— Start DATA SUPPLIED —

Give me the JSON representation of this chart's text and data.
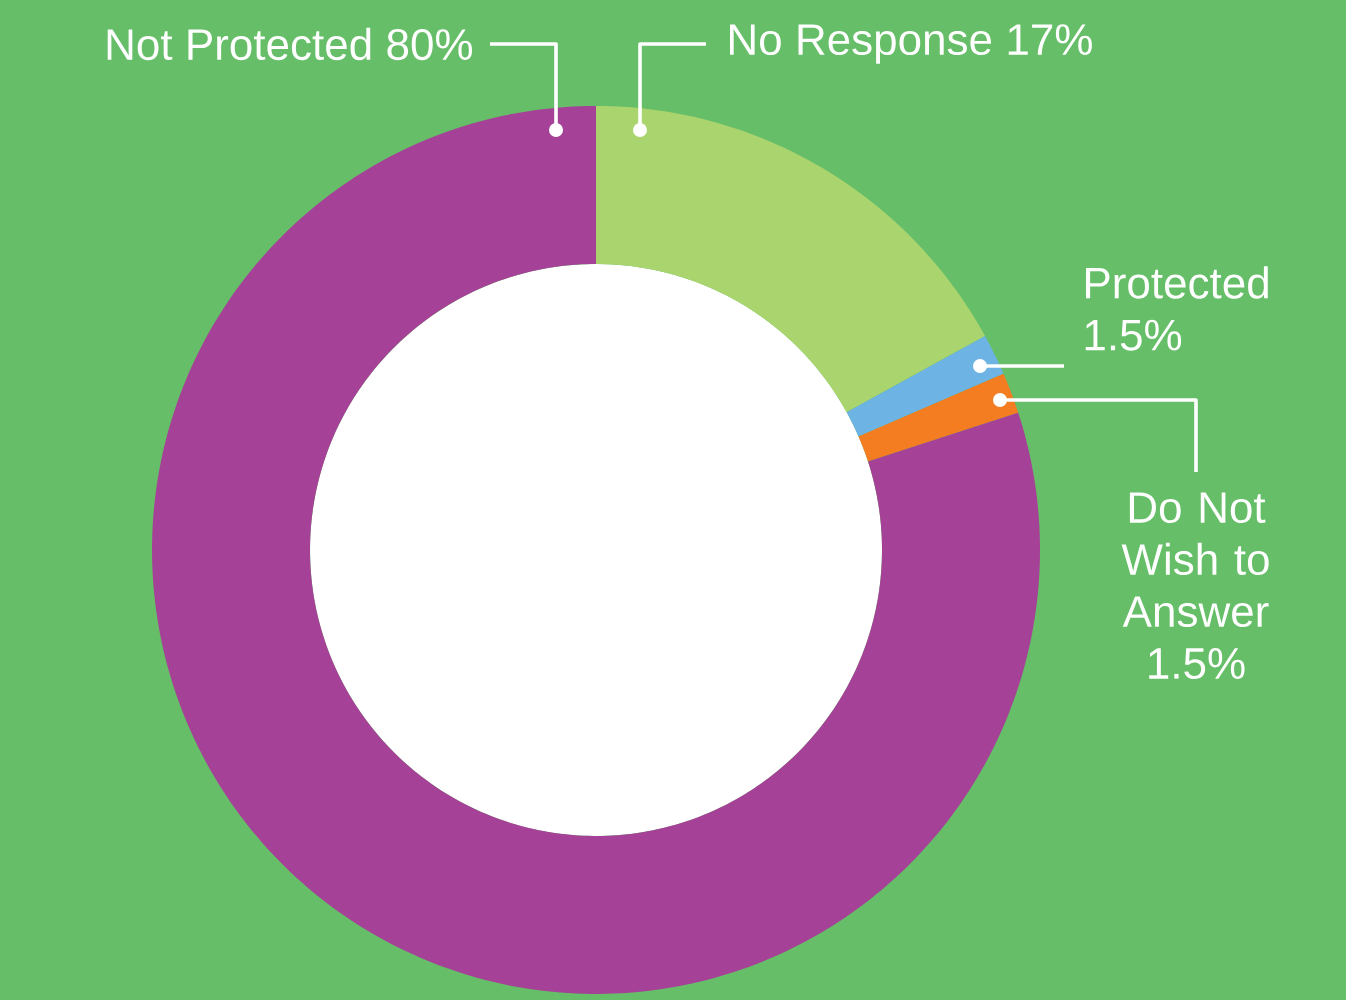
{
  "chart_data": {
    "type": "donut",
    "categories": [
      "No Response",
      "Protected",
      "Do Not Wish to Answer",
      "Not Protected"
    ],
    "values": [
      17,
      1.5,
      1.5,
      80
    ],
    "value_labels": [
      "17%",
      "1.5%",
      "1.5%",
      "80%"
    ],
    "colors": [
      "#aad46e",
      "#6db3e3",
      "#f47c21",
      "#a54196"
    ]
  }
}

— End DATA SUPPLIED —

Above are the records; reproduce them exactly and leave out the pictures.

Give me the JSON representation of this chart's text and data.
{
  "chart_data": {
    "type": "donut",
    "categories": [
      "No Response",
      "Protected",
      "Do Not Wish to Answer",
      "Not Protected"
    ],
    "values": [
      17,
      1.5,
      1.5,
      80
    ],
    "value_labels": [
      "17%",
      "1.5%",
      "1.5%",
      "80%"
    ],
    "colors": [
      "#aad46e",
      "#6db3e3",
      "#f47c21",
      "#a54196"
    ]
  }
}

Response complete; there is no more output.